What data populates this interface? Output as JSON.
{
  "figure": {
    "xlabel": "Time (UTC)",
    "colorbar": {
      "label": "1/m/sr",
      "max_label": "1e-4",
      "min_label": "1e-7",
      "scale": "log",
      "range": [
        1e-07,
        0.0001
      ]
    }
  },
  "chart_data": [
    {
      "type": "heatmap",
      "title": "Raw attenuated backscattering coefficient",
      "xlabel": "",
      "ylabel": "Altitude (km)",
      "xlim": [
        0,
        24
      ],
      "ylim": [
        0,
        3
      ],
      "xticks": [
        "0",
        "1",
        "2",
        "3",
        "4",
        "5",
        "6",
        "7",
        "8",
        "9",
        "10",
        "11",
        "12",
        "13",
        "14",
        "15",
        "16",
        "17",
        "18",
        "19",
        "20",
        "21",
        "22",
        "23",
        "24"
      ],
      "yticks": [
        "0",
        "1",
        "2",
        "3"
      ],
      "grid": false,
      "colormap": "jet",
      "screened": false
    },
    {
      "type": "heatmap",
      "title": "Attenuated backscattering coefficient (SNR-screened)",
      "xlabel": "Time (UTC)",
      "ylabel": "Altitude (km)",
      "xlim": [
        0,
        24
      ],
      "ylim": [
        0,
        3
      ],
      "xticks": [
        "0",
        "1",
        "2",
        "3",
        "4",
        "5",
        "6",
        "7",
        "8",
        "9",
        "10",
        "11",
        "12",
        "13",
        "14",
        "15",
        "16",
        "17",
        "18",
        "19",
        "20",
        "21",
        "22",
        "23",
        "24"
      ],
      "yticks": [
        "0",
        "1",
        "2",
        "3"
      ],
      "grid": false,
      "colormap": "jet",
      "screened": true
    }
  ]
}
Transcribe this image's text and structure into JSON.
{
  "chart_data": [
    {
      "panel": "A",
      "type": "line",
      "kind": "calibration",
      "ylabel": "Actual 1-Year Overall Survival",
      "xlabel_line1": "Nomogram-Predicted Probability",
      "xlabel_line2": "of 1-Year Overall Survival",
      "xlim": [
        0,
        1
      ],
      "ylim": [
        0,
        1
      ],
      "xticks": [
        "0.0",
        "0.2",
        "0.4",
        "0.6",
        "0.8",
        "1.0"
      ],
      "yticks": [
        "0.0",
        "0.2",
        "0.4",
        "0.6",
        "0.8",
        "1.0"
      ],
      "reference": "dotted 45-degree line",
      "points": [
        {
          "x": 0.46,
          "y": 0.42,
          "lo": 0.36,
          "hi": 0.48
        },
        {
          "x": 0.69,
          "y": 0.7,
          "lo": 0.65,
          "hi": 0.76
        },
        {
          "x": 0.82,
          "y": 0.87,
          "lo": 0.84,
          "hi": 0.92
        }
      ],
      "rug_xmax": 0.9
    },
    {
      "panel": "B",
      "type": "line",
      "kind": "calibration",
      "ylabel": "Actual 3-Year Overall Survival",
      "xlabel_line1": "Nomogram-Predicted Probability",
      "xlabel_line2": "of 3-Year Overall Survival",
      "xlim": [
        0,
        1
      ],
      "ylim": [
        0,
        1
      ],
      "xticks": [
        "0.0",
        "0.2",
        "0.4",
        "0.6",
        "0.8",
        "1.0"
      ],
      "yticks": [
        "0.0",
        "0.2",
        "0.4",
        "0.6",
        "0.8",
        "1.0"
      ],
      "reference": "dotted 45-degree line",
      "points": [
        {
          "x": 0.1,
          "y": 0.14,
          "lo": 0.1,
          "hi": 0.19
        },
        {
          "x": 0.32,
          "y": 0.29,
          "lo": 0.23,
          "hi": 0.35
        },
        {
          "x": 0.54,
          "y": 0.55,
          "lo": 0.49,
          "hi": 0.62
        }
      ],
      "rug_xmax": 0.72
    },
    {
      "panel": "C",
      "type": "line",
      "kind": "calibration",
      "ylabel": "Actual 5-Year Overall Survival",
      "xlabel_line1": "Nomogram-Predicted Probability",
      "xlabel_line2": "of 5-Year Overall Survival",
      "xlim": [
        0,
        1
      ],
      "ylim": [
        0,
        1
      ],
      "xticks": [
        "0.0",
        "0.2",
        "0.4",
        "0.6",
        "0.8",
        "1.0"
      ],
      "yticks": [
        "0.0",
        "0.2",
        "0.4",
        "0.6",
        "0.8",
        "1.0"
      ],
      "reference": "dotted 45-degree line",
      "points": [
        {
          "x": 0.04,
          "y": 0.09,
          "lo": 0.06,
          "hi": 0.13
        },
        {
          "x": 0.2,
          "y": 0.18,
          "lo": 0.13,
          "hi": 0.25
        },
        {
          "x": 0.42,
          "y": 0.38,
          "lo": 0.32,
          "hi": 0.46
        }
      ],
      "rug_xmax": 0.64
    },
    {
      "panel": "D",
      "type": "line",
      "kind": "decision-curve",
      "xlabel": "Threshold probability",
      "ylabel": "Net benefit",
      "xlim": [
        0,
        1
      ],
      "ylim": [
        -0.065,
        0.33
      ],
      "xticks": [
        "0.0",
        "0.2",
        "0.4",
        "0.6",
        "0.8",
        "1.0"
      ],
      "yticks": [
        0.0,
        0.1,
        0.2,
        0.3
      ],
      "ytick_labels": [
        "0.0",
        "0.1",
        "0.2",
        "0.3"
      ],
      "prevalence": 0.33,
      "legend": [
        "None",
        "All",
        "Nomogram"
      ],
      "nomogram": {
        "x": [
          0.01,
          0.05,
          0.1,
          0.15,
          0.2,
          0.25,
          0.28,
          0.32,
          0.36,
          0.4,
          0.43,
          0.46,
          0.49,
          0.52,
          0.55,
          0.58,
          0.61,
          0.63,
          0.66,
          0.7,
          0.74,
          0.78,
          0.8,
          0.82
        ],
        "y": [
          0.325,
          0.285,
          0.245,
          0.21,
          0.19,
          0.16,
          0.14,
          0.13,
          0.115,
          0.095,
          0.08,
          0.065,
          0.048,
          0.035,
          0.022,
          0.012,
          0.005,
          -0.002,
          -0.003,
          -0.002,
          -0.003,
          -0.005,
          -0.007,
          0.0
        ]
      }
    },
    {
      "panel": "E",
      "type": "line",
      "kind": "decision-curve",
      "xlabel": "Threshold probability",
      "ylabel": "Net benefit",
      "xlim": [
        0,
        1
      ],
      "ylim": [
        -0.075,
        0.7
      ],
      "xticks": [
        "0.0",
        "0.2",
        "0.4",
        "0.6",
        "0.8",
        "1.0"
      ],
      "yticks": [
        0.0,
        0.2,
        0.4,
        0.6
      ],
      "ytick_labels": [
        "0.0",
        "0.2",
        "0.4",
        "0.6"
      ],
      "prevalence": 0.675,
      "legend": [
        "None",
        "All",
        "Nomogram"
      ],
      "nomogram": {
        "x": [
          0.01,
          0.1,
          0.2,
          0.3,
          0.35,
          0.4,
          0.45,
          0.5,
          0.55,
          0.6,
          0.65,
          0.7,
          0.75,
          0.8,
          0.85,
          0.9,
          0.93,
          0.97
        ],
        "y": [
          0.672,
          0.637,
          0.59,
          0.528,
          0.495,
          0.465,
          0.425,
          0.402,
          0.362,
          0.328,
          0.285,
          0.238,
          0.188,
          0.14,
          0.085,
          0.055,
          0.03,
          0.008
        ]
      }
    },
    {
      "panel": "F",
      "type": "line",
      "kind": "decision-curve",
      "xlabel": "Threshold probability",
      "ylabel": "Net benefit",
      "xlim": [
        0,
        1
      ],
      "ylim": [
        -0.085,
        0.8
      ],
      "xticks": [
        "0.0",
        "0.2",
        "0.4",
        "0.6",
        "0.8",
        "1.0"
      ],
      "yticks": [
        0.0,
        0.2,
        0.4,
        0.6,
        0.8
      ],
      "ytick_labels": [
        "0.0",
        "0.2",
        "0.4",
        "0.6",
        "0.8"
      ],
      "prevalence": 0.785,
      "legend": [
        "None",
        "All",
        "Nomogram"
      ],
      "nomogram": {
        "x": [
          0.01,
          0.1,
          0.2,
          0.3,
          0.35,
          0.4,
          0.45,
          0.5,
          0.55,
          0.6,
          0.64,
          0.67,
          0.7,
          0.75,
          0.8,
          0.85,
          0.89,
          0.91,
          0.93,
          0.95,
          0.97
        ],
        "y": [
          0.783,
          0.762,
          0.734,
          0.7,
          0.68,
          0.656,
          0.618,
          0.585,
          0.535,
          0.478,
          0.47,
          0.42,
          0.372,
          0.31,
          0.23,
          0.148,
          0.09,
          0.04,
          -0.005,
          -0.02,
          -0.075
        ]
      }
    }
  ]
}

# [What is needed]
Return each line that includes "Actual".

# [Task output]
      "ylabel": "Actual 1-Year Overall Survival",
      "ylabel": "Actual 3-Year Overall Survival",
      "ylabel": "Actual 5-Year Overall Survival",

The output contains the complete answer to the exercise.